• DIRECTIONS FOR THIS TASK
Report each line of the data that has "much" somewhere in it.
★ ★ ★ ★ ★ ★ ★
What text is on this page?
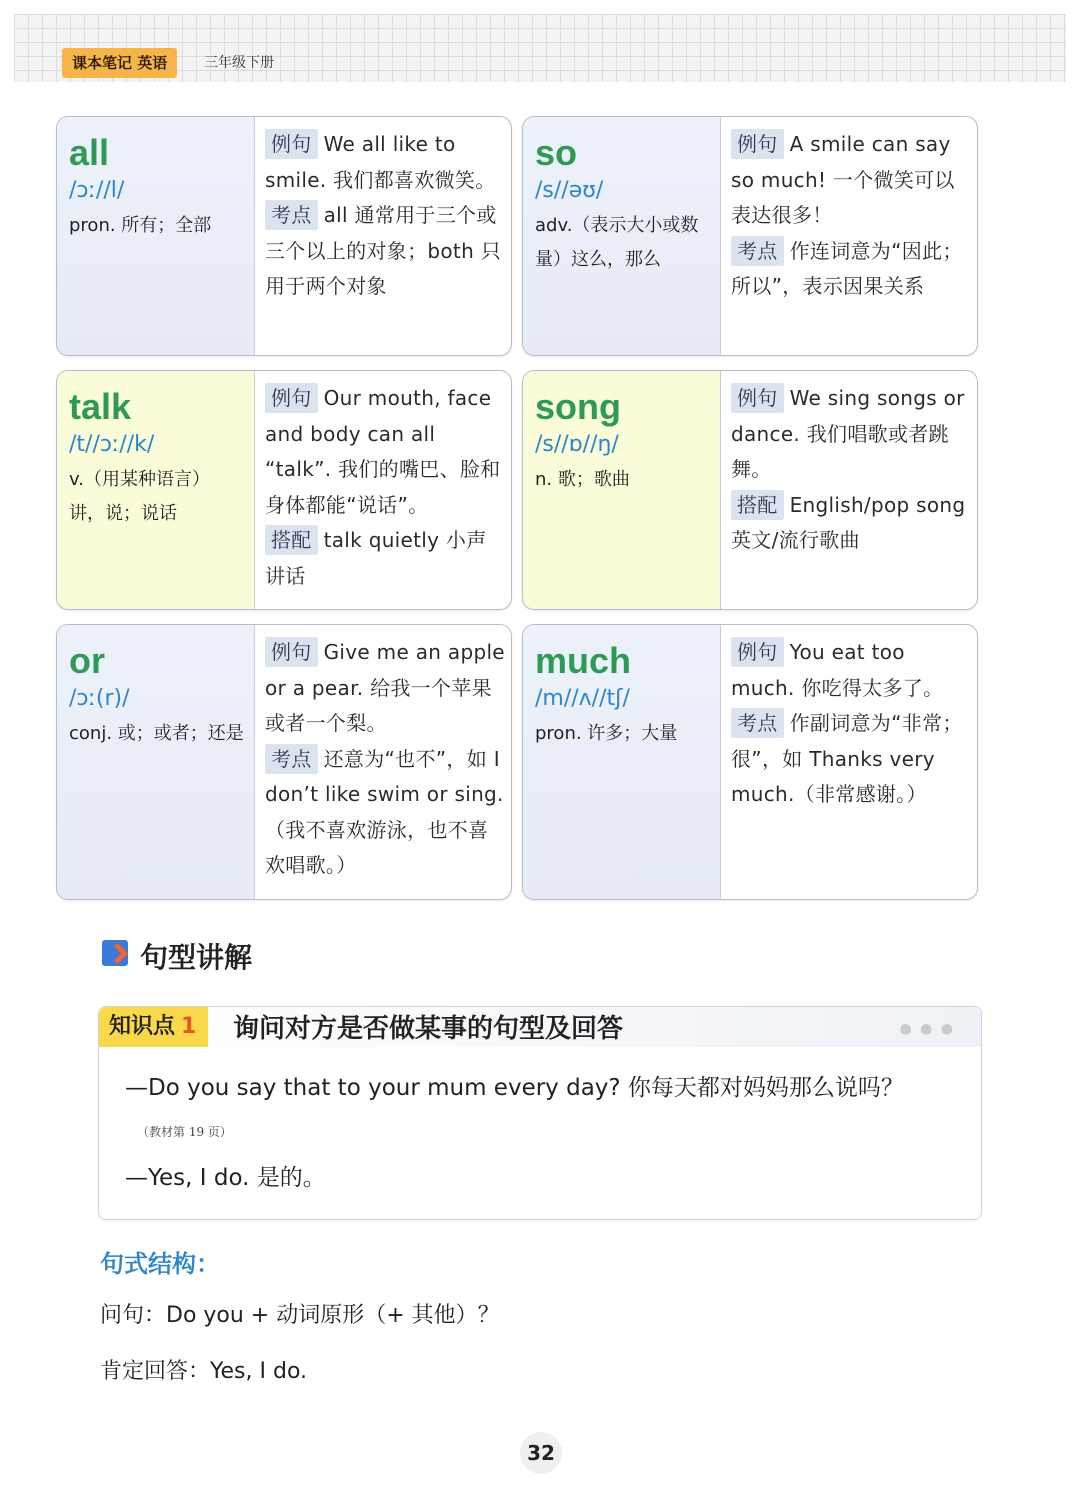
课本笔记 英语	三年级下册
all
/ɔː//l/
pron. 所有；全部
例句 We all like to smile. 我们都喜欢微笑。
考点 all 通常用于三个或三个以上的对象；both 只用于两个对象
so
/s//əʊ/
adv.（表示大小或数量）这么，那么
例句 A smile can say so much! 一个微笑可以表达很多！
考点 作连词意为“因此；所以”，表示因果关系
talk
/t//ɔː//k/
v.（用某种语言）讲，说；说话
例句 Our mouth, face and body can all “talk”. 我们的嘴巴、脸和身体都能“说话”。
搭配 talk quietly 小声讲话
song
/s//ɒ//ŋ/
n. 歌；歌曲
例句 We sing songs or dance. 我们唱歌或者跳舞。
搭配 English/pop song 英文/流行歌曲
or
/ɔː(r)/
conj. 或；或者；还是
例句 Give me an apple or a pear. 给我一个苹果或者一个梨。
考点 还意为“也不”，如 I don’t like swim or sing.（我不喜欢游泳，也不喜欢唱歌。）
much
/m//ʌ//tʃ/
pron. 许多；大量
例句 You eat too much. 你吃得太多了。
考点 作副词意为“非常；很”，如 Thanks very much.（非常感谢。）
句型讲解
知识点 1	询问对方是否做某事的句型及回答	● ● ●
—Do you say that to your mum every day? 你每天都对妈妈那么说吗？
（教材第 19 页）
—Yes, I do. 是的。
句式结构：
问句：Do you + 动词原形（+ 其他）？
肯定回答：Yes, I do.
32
★ ★ ★ ★ ★ ★ ★
• OUTPUT FOR THIS EXERCISE
例句 A smile can say so much! 一个微笑可以表达很多！
much
例句 You eat too much. 你吃得太多了。
考点 作副词意为“非常；很”，如 Thanks very much.（非常感谢。）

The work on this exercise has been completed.